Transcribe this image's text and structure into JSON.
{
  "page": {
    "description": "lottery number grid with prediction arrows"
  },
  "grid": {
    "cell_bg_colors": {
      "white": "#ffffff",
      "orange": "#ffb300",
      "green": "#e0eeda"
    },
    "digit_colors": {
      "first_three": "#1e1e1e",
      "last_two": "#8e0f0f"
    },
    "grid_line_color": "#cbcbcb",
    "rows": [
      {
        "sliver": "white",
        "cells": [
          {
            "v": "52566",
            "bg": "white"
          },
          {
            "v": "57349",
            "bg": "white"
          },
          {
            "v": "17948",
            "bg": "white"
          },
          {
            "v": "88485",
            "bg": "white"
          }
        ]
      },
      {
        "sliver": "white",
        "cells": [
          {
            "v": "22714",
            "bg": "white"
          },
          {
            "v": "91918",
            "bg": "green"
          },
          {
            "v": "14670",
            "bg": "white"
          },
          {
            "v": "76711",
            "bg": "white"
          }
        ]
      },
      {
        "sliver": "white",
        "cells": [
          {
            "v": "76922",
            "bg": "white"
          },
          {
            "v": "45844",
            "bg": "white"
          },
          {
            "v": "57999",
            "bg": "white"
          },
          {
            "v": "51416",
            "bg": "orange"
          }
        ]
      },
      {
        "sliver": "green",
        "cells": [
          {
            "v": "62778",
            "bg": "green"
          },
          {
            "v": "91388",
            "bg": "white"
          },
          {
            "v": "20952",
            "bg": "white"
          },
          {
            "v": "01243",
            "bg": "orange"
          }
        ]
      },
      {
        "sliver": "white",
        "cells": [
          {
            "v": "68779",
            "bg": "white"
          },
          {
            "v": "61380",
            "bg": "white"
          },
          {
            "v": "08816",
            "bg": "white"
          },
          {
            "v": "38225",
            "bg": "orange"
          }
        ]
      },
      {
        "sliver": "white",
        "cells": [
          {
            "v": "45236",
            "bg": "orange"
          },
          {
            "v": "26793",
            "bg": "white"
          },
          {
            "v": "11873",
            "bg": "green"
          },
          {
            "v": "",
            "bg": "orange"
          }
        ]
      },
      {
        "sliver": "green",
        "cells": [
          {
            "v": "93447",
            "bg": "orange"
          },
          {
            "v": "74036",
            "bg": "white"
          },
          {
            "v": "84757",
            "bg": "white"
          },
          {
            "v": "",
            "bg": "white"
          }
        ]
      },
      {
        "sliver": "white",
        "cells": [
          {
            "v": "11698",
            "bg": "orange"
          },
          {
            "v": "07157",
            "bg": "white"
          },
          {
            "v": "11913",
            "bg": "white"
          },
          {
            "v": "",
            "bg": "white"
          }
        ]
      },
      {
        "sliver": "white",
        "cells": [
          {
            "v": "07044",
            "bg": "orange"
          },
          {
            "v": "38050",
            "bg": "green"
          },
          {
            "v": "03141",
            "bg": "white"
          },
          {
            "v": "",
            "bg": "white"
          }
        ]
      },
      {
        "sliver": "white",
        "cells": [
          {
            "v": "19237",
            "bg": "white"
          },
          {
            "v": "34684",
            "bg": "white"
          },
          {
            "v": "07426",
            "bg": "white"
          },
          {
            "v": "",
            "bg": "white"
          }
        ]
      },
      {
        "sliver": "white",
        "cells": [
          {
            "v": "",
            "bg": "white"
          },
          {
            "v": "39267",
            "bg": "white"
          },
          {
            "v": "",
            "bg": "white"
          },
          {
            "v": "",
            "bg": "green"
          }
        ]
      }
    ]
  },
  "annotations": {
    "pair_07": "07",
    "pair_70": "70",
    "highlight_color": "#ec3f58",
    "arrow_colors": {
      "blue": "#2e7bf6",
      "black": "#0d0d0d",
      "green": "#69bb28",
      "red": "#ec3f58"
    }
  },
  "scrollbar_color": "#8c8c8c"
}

━━━━━━━━━━

* **STATED PROBLEM**: Extract all of the data shown above and repeat it verbatim.

* **REPLY TO THE EXERCISE**:
Transcribe this image's text and structure into JSON.
{
  "page": {
    "description": "lottery number grid with prediction arrows"
  },
  "grid": {
    "cell_bg_colors": {
      "white": "#ffffff",
      "orange": "#ffb300",
      "green": "#e0eeda"
    },
    "digit_colors": {
      "first_three": "#1e1e1e",
      "last_two": "#8e0f0f"
    },
    "grid_line_color": "#cbcbcb",
    "rows": [
      {
        "sliver": "white",
        "cells": [
          {
            "v": "52566",
            "bg": "white"
          },
          {
            "v": "57349",
            "bg": "white"
          },
          {
            "v": "17948",
            "bg": "white"
          },
          {
            "v": "88485",
            "bg": "white"
          }
        ]
      },
      {
        "sliver": "white",
        "cells": [
          {
            "v": "22714",
            "bg": "white"
          },
          {
            "v": "91918",
            "bg": "green"
          },
          {
            "v": "14670",
            "bg": "white"
          },
          {
            "v": "76711",
            "bg": "white"
          }
        ]
      },
      {
        "sliver": "white",
        "cells": [
          {
            "v": "76922",
            "bg": "white"
          },
          {
            "v": "45844",
            "bg": "white"
          },
          {
            "v": "57999",
            "bg": "white"
          },
          {
            "v": "51416",
            "bg": "orange"
          }
        ]
      },
      {
        "sliver": "green",
        "cells": [
          {
            "v": "62778",
            "bg": "green"
          },
          {
            "v": "91388",
            "bg": "white"
          },
          {
            "v": "20952",
            "bg": "white"
          },
          {
            "v": "01243",
            "bg": "orange"
          }
        ]
      },
      {
        "sliver": "white",
        "cells": [
          {
            "v": "68779",
            "bg": "white"
          },
          {
            "v": "61380",
            "bg": "white"
          },
          {
            "v": "08816",
            "bg": "white"
          },
          {
            "v": "38225",
            "bg": "orange"
          }
        ]
      },
      {
        "sliver": "white",
        "cells": [
          {
            "v": "45236",
            "bg": "orange"
          },
          {
            "v": "26793",
            "bg": "white"
          },
          {
            "v": "11873",
            "bg": "green"
          },
          {
            "v": "",
            "bg": "orange"
          }
        ]
      },
      {
        "sliver": "green",
        "cells": [
          {
            "v": "93447",
            "bg": "orange"
          },
          {
            "v": "74036",
            "bg": "white"
          },
          {
            "v": "84757",
            "bg": "white"
          },
          {
            "v": "",
            "bg": "white"
          }
        ]
      },
      {
        "sliver": "white",
        "cells": [
          {
            "v": "11698",
            "bg": "orange"
          },
          {
            "v": "07157",
            "bg": "white"
          },
          {
            "v": "11913",
            "bg": "white"
          },
          {
            "v": "",
            "bg": "white"
          }
        ]
      },
      {
        "sliver": "white",
        "cells": [
          {
            "v": "07044",
            "bg": "orange"
          },
          {
            "v": "38050",
            "bg": "green"
          },
          {
            "v": "03141",
            "bg": "white"
          },
          {
            "v": "",
            "bg": "white"
          }
        ]
      },
      {
        "sliver": "white",
        "cells": [
          {
            "v": "19237",
            "bg": "white"
          },
          {
            "v": "34684",
            "bg": "white"
          },
          {
            "v": "07426",
            "bg": "white"
          },
          {
            "v": "",
            "bg": "white"
          }
        ]
      },
      {
        "sliver": "white",
        "cells": [
          {
            "v": "",
            "bg": "white"
          },
          {
            "v": "39267",
            "bg": "white"
          },
          {
            "v": "",
            "bg": "white"
          },
          {
            "v": "",
            "bg": "green"
          }
        ]
      }
    ]
  },
  "annotations": {
    "pair_07": "07",
    "pair_70": "70",
    "highlight_color": "#ec3f58",
    "arrow_colors": {
      "blue": "#2e7bf6",
      "black": "#0d0d0d",
      "green": "#69bb28",
      "red": "#ec3f58"
    }
  },
  "scrollbar_color": "#8c8c8c"
}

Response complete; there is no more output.